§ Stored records
-.-.-

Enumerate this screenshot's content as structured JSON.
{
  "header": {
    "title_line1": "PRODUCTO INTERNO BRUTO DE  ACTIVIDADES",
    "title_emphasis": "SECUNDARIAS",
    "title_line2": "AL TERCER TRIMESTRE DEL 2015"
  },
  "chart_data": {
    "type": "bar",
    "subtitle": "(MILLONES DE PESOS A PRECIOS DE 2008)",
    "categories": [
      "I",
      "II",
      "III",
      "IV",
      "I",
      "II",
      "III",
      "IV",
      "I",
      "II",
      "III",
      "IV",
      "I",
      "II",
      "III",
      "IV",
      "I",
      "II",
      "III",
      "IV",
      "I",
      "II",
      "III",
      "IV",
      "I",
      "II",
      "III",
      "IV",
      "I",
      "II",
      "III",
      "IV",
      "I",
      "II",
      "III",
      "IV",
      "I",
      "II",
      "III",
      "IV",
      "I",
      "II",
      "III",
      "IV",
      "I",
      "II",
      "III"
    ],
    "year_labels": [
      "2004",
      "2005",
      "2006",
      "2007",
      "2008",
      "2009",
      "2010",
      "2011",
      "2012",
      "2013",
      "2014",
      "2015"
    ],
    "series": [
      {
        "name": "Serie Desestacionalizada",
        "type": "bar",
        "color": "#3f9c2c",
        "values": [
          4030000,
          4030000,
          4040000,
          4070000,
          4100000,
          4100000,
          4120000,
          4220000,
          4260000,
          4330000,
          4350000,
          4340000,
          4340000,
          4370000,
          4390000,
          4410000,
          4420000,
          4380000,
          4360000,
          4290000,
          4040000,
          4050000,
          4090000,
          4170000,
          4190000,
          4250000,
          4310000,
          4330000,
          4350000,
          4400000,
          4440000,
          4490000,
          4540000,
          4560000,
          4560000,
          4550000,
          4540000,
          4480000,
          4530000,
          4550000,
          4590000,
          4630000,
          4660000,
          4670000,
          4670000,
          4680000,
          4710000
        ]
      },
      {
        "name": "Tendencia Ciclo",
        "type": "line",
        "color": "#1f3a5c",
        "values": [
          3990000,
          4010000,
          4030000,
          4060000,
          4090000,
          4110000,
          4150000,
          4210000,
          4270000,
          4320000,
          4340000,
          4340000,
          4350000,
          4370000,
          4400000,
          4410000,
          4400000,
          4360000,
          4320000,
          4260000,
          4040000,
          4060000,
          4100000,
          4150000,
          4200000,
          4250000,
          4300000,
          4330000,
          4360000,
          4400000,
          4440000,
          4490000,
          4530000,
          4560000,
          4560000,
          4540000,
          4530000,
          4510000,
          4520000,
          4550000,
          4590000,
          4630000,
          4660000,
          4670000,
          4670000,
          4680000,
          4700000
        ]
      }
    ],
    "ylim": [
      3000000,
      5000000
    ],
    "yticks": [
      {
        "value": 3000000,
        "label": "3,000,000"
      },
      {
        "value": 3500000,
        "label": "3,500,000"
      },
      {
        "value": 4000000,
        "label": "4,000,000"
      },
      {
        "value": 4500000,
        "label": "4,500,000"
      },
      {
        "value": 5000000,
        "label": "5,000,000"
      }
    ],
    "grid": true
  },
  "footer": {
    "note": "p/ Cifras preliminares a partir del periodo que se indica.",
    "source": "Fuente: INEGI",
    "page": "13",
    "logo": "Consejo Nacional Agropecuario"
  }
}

-.-.-

§ Exercise requirements
Retype every entry above, word for word.

§ Response
Enumerate this screenshot's content as structured JSON.
{
  "header": {
    "title_line1": "PRODUCTO INTERNO BRUTO DE  ACTIVIDADES",
    "title_emphasis": "SECUNDARIAS",
    "title_line2": "AL TERCER TRIMESTRE DEL 2015"
  },
  "chart_data": {
    "type": "bar",
    "subtitle": "(MILLONES DE PESOS A PRECIOS DE 2008)",
    "categories": [
      "I",
      "II",
      "III",
      "IV",
      "I",
      "II",
      "III",
      "IV",
      "I",
      "II",
      "III",
      "IV",
      "I",
      "II",
      "III",
      "IV",
      "I",
      "II",
      "III",
      "IV",
      "I",
      "II",
      "III",
      "IV",
      "I",
      "II",
      "III",
      "IV",
      "I",
      "II",
      "III",
      "IV",
      "I",
      "II",
      "III",
      "IV",
      "I",
      "II",
      "III",
      "IV",
      "I",
      "II",
      "III",
      "IV",
      "I",
      "II",
      "III"
    ],
    "year_labels": [
      "2004",
      "2005",
      "2006",
      "2007",
      "2008",
      "2009",
      "2010",
      "2011",
      "2012",
      "2013",
      "2014",
      "2015"
    ],
    "series": [
      {
        "name": "Serie Desestacionalizada",
        "type": "bar",
        "color": "#3f9c2c",
        "values": [
          4030000,
          4030000,
          4040000,
          4070000,
          4100000,
          4100000,
          4120000,
          4220000,
          4260000,
          4330000,
          4350000,
          4340000,
          4340000,
          4370000,
          4390000,
          4410000,
          4420000,
          4380000,
          4360000,
          4290000,
          4040000,
          4050000,
          4090000,
          4170000,
          4190000,
          4250000,
          4310000,
          4330000,
          4350000,
          4400000,
          4440000,
          4490000,
          4540000,
          4560000,
          4560000,
          4550000,
          4540000,
          4480000,
          4530000,
          4550000,
          4590000,
          4630000,
          4660000,
          4670000,
          4670000,
          4680000,
          4710000
        ]
      },
      {
        "name": "Tendencia Ciclo",
        "type": "line",
        "color": "#1f3a5c",
        "values": [
          3990000,
          4010000,
          4030000,
          4060000,
          4090000,
          4110000,
          4150000,
          4210000,
          4270000,
          4320000,
          4340000,
          4340000,
          4350000,
          4370000,
          4400000,
          4410000,
          4400000,
          4360000,
          4320000,
          4260000,
          4040000,
          4060000,
          4100000,
          4150000,
          4200000,
          4250000,
          4300000,
          4330000,
          4360000,
          4400000,
          4440000,
          4490000,
          4530000,
          4560000,
          4560000,
          4540000,
          4530000,
          4510000,
          4520000,
          4550000,
          4590000,
          4630000,
          4660000,
          4670000,
          4670000,
          4680000,
          4700000
        ]
      }
    ],
    "ylim": [
      3000000,
      5000000
    ],
    "yticks": [
      {
        "value": 3000000,
        "label": "3,000,000"
      },
      {
        "value": 3500000,
        "label": "3,500,000"
      },
      {
        "value": 4000000,
        "label": "4,000,000"
      },
      {
        "value": 4500000,
        "label": "4,500,000"
      },
      {
        "value": 5000000,
        "label": "5,000,000"
      }
    ],
    "grid": true
  },
  "footer": {
    "note": "p/ Cifras preliminares a partir del periodo que se indica.",
    "source": "Fuente: INEGI",
    "page": "13",
    "logo": "Consejo Nacional Agropecuario"
  }
}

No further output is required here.